## AUSGANGSTEXT
════════════════

Leitsatz
Der Gegenstandswert einer außergerichtlichen Schadensregulierung bemisst sich nach dem Wert der vollen Wiederbeschaffungskosten ohne Abzug eines Restwerts.
AG Norderstedt, Urt. v. 15.9.2015 – 47 C 118/15
1 Sachverhalt
Die Klägerin hatte nach einem Verkehrsunfall ihren Anwalt beauftragt, den ihr entstandenen Schaden zu regulieren. Nach Abschluss der Regulierung erstellte der Anwalt seine Kostenrechnung und forderte diese im Wege des Schadensersatzes von dem gegnerischen Haftpflichtversicherer ein. Dabei setzte er beim Gegenstandswert den vollen vom Sachverständigen geschätzten Wiederbeschaffungswert an, ohne den von diesem festgesetzten Restwert in Abzug zu bringen. Der Versicherer regulierte die Anwaltsvergütung lediglich nach dem geringeren Gegenstandswert unter Abzug des Restwerts. Die hiergegen erhobene Klage hatte Erfolg.
2 Aus den Gründen
Die zulässige Klage ist begründet.
I. Der Kläger hat gegen die Beklagte einen Zahlungsanspruch aus §§ 7 Abs. 1 StVG, 249 Abs. 1 BGB.
Zwischen den Parteien ist unstreitig, dass der streitgegenständliche Verkehrsunfall allein durch den Fahrzeugführer des bei der Beklagten haftpflichtversicherten Fahrzeugs verursacht wurde. Der Prozessbevollmächtigte des Klägers in diesem Verfahren ist auch mit der Durchsetzung der Schadensregulierung gegenüber der Beklagten durch den Kläger beauftragt worden.
Nach der Regelung des § 249 Abs. 1 BGB ist der Geschädigte so zu stellen, wie er ohne das schädigende Ereignis gestanden hätte. Dabei sind auch die Kosten erstattungsfähig, die durch die Geltendmachung und Durchsetzung des Schadensersatzanspruchs verursacht wurden (Palandt BGB/Grüneberg, 74. Aufl., § 249 Rn 56). Grundsätzlich ist bei der Bemessung des Erstattungsanspruchs des Geschädigten gegenüber dem Schädiger hinsichtlich der entstandenen außergerichtlichen Rechtsanwaltsgebühren der Gegenstandswert anzusetzen, der der berechtigten Schadensersatzforderung entspricht (so auch BGH, Urt. v. 7.11.2007 – VIII ZR 341/06, juris).

════════════════

## ERFASSTE DATEN
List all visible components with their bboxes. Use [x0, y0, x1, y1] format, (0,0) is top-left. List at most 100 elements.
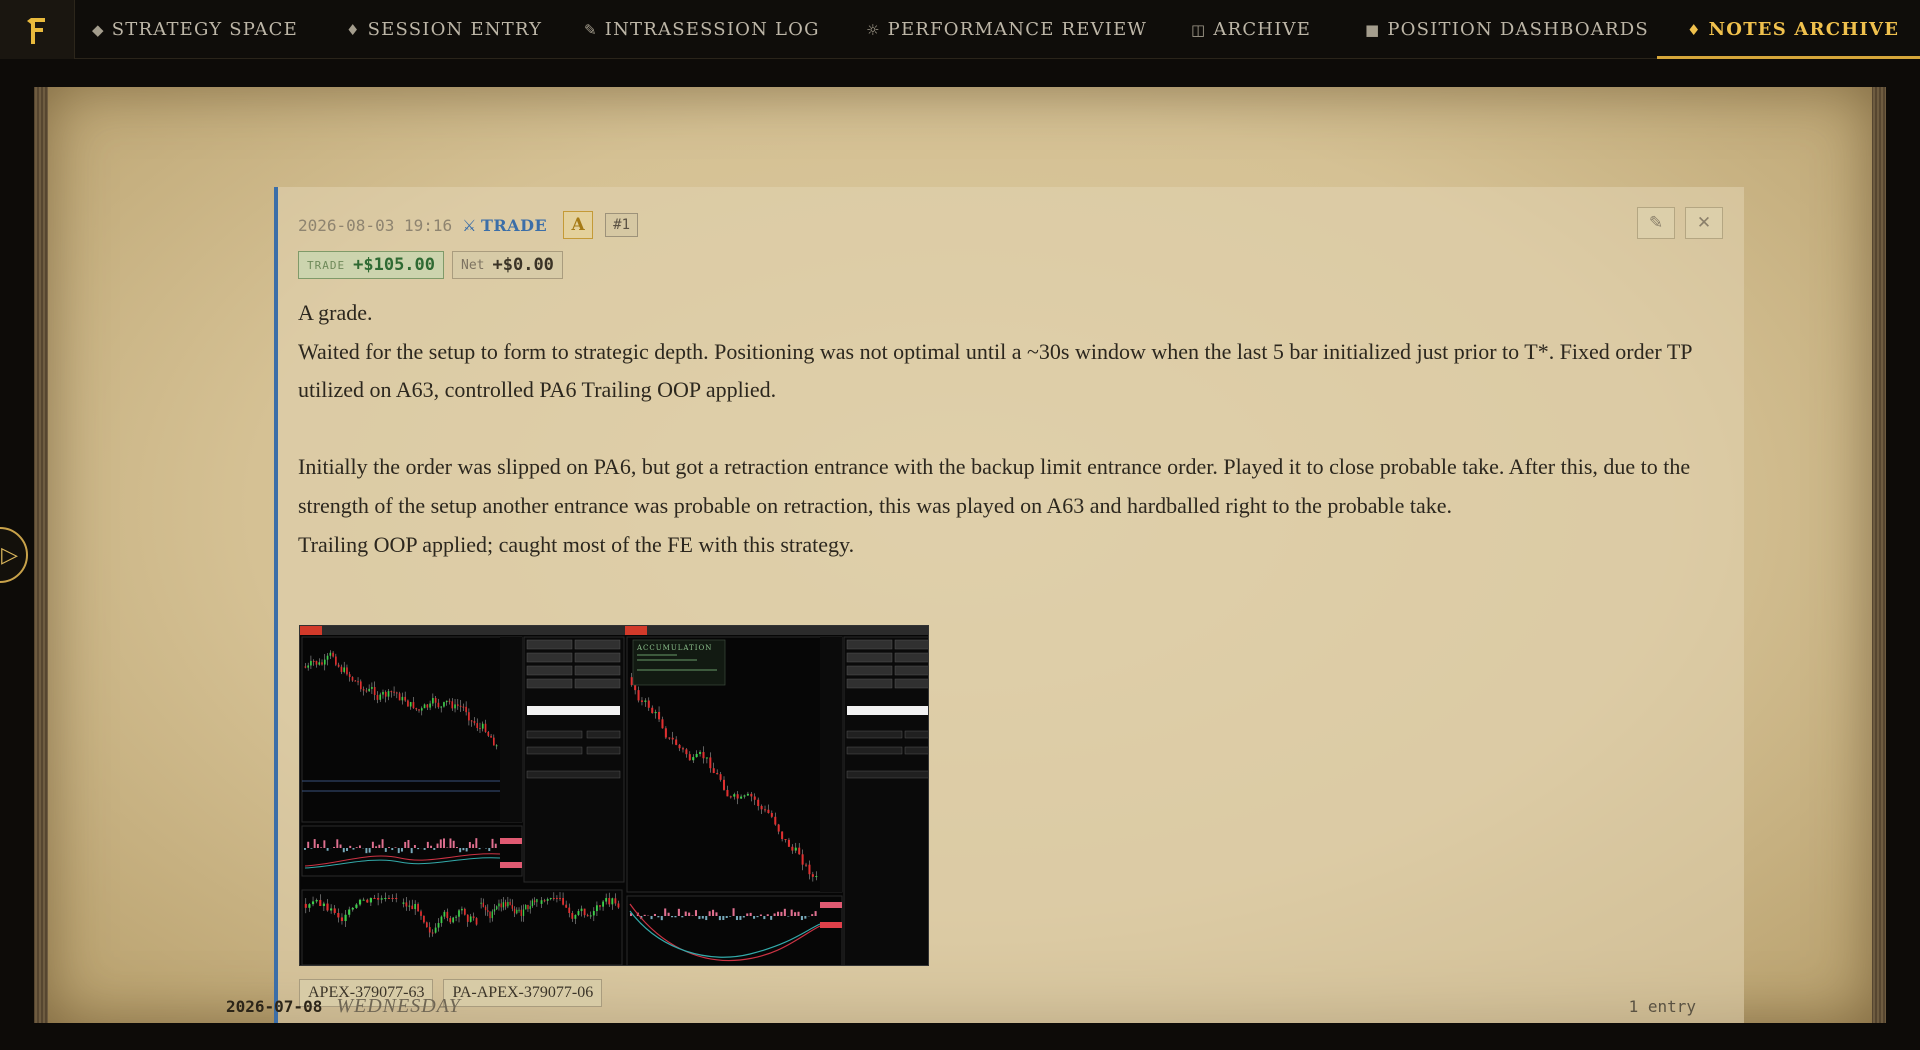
histogram-bar	[643, 914, 646, 916]
histogram-bar	[465, 848, 468, 852]
candle-body	[431, 932, 434, 934]
histogram-bar	[688, 912, 691, 916]
candle-body	[651, 707, 654, 714]
candle-body	[699, 752, 702, 754]
candle-body	[712, 768, 715, 774]
pnl-badges: TRADE +$105.00 Net +$0.00	[298, 251, 563, 279]
candle-body	[414, 903, 417, 910]
candle-body	[536, 899, 538, 903]
candle-body	[311, 901, 315, 905]
histogram-bar	[475, 838, 478, 848]
candle-body	[592, 911, 595, 916]
candle-body	[351, 907, 354, 910]
edit-entry-button[interactable]: ✎	[1637, 207, 1675, 239]
candle-body	[811, 874, 814, 877]
candle-body	[798, 847, 801, 855]
candle-body	[323, 659, 326, 665]
candle-body	[429, 703, 431, 708]
archive-icon: ◫	[1191, 20, 1207, 39]
candle-body	[733, 794, 736, 797]
histogram-bar	[708, 911, 711, 916]
sidebar-toggle-button[interactable]: ▷	[0, 527, 28, 583]
histogram-bar	[770, 916, 773, 920]
nav-archive[interactable]: ◫ ARCHIVE	[1191, 0, 1311, 59]
histogram-bar	[787, 916, 790, 917]
nav-position-dashboards[interactable]: ■ POSITION DASHBOARDS	[1365, 0, 1649, 59]
candle-body	[387, 691, 390, 697]
histogram-bar	[732, 908, 735, 916]
candle-body	[340, 917, 344, 922]
candle-body	[746, 793, 749, 796]
candle-body	[395, 898, 398, 899]
histogram-bar	[804, 916, 807, 919]
candle-body	[411, 905, 414, 910]
histogram-bar	[691, 915, 694, 916]
candle-body	[794, 847, 797, 851]
histogram-bar	[320, 847, 323, 848]
note-paragraph: Trailing OOP applied; caught most of the…	[298, 531, 855, 557]
histogram-bar	[349, 845, 352, 848]
histogram-bar	[797, 911, 800, 916]
candle-body	[640, 700, 643, 702]
delete-entry-button[interactable]: ✕	[1685, 207, 1723, 239]
histogram-bar	[739, 916, 742, 920]
histogram-bar	[735, 916, 739, 921]
histogram-bar	[491, 838, 494, 848]
candle-body	[448, 700, 451, 702]
histogram-bar	[388, 847, 391, 848]
diamond-icon: ◆	[92, 20, 105, 39]
candle-body	[743, 795, 746, 797]
histogram-bar	[326, 848, 329, 851]
candle-body	[387, 898, 391, 899]
nav-notes-archive[interactable]: ♦ NOTES ARCHIVE	[1656, 0, 1920, 59]
candle-body	[476, 723, 479, 729]
candle-body	[552, 898, 555, 899]
candle-body	[445, 700, 448, 703]
candle-body	[671, 737, 674, 740]
notes-scroll-area[interactable]: 2026-08-03 19:16 ⚔ TRADE A #1 ✎ ✕ TRADE +…	[48, 87, 1872, 1023]
square-icon: ■	[1365, 20, 1381, 39]
histogram-bar	[671, 916, 674, 918]
nav-session-entry[interactable]: ♦ SESSION ENTRY	[346, 0, 542, 59]
candle-body	[409, 702, 412, 707]
nav-intrasession-log[interactable]: ✎ INTRASESSION LOG	[584, 0, 820, 59]
candle-body	[480, 902, 482, 904]
candle-body	[337, 912, 340, 918]
histogram-bar	[304, 848, 306, 850]
candle-body	[423, 915, 425, 923]
candle-body	[493, 909, 496, 912]
entry-type-label: ⚔ TRADE	[462, 215, 548, 235]
candle-body	[396, 692, 398, 694]
histogram-bar	[660, 916, 663, 921]
histogram-bar	[323, 840, 326, 848]
candle-body	[583, 908, 586, 916]
candle-body	[407, 700, 409, 707]
candle-body	[463, 908, 466, 915]
candle-body	[495, 745, 498, 747]
histogram-bar	[459, 848, 462, 853]
candle-body	[393, 691, 395, 693]
candle-body	[312, 660, 315, 662]
note-body: A grade. Waited for the setup to form to…	[298, 294, 1738, 564]
candle-body	[491, 911, 493, 919]
candle-body	[688, 754, 691, 761]
candle-body	[358, 899, 362, 905]
candle-body	[343, 667, 346, 672]
app-logo[interactable]	[0, 0, 75, 59]
candle-body	[466, 914, 469, 922]
candle-body	[470, 720, 473, 722]
nav-strategy-space[interactable]: ◆ STRATEGY SPACE	[92, 0, 298, 59]
trade-screenshot-image[interactable]: ACCUMULATION	[299, 625, 929, 966]
candle-body	[391, 898, 394, 899]
candle-body	[369, 898, 372, 903]
histogram-bar	[384, 848, 387, 852]
candle-body	[322, 903, 325, 907]
histogram-bar	[439, 839, 442, 848]
candle-body	[487, 910, 489, 913]
candle-body	[602, 901, 604, 907]
histogram-bar	[701, 916, 704, 919]
candle-body	[678, 744, 681, 749]
histogram-bar	[718, 916, 721, 921]
nav-performance-review[interactable]: ☼ PERFORMANCE REVIEW	[866, 0, 1147, 59]
candle-body	[428, 927, 431, 933]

════════════════

## ARBEITSANWEISUNGEN
1 - Aktualisiere die Einträge, beginnend mit der Zeile, die „914, 646, 916]“ enthält, und endend mit der Zeile, die „700, 643, 702]“ enthält. Gib diese Zeilen erneut aus, ersetze dabei „histogram-bar“ durch „volume-bar“ und lass alles Übrige unverändert.
2 - Schreibe das Urteil zum Gegenstandswert bei der außergerichtlichen Schadensregulierung im Anschluss an seinen letzten Satz weiter.
Der Ausgangstext und die Einträge haben inhaltlich nichts miteinander zu tun.

## LÖSUNGEN
1 -
volume-bar	[643, 914, 646, 916]
volume-bar	[465, 848, 468, 852]
candle-body	[431, 932, 434, 934]
volume-bar	[688, 912, 691, 916]
candle-body	[651, 707, 654, 714]
candle-body	[699, 752, 702, 754]
candle-body	[712, 768, 715, 774]
pnl-badges: TRADE +$105.00 Net +$0.00	[298, 251, 563, 279]
candle-body	[414, 903, 417, 910]
candle-body	[536, 899, 538, 903]
candle-body	[311, 901, 315, 905]
volume-bar	[475, 838, 478, 848]
candle-body	[592, 911, 595, 916]
candle-body	[351, 907, 354, 910]
edit-entry-button[interactable]: ✎	[1637, 207, 1675, 239]
candle-body	[811, 874, 814, 877]
candle-body	[798, 847, 801, 855]
candle-body	[323, 659, 326, 665]
candle-body	[429, 703, 431, 708]
archive-icon: ◫	[1191, 20, 1207, 39]
candle-body	[733, 794, 736, 797]
volume-bar	[708, 911, 711, 916]
sidebar-toggle-button[interactable]: ▷	[0, 527, 28, 583]
volume-bar	[770, 916, 773, 920]
nav-archive[interactable]: ◫ ARCHIVE	[1191, 0, 1311, 59]
volume-bar	[787, 916, 790, 917]
nav-position-dashboards[interactable]: ■ POSITION DASHBOARDS	[1365, 0, 1649, 59]
candle-body	[387, 691, 390, 697]
volume-bar	[732, 908, 735, 916]
candle-body	[340, 917, 344, 922]
candle-body	[746, 793, 749, 796]
candle-body	[395, 898, 398, 899]
volume-bar	[804, 916, 807, 919]
candle-body	[411, 905, 414, 910]
volume-bar	[691, 915, 694, 916]
candle-body	[794, 847, 797, 851]
volume-bar	[320, 847, 323, 848]
note-paragraph: Trailing OOP applied; caught most of the…	[298, 531, 855, 557]
volume-bar	[349, 845, 352, 848]
volume-bar	[797, 911, 800, 916]
candle-body	[640, 700, 643, 702]

2 -
1. Es ist hinsichtlich des Gegenstandswerts für die außergerichtliche Tätigkeit des Prozessbevollmächtigten des Klägers als Gegenstandswert der Wiederbeschaffungswert ohne Abzug des Restwertes festzusetzen (so auch AG Ahlen, Urt. v. 7.5.2013 – 30 C 103/12; Janeczek, in: Mayer/Kroiß, RVG, 6. Aufl., Kap. IX. Rn 29; AG Wesel, Urt. v. 25.3.2011 – 27 C 230/10, juris; a.A. AG Koblenz, a.a.O.; AG Dinslaken, Urt. v. 16.6.2014 – 32 C 117/14, juris). Dieser Wiederbeschaffungswert spiegelt die Schadenshöhe für den Geschädigten im Unfallzeitpunkt wider. Überdies ist es Bestandteil der außergerichtlichen rechtsanwaltlichen Beratungstätigkeit, die Höhe des angesetzten Restwerts im Falle eines Totalschadens zu beurteilen. Nach der Überzeugung des Gerichts ist dabei auch unschädlich, dass aufgrund dieser Betrachtungsweise gegebenenfalls ein geringerer Betrag durch den Versicherer auszuzahlen ist, als für die Gebührenrechnung als Gegenstandswert angesetzt wird. Vielmehr trägt der Ansatz des Wiederbeschaffungswerts im Gegensatz zum Wiederbeschaffungsaufwand dem Interesse des Geschädigten angemessen Rechnung. Entgegen der Auffassung der Beklagten steht dieser Auffassung auch nicht die Entscheidung des BGH vom 7.11.2007 (a.a.O.) entgegen. Die dortige Entscheidung bezieht sich gerade nicht auf die Regulierung außergerichtlicher Rechtsanwaltskosten in Folge eines Verkehrsunfalls. Folglich beurteilt die Entscheidung gerade nicht die Besonderheiten der Regulierung im Rahmen eines Verkehrsunfalles. Demnach berechnet sich der Erstattungsanspruch des Klägers hinsichtlich der außergerichtlich entstandenen Rechtsanwaltsgebühren nach einem Gegenstandswert von 17.863,00 EUR (Wiederbeschaffungswert 17.000,00 EUR zuzüglich unstreitiger 25,00 EUR Auslagenpauschale, 150,00 EUR Zulassungskosten und 688,00 EUR Nutzungsausfall).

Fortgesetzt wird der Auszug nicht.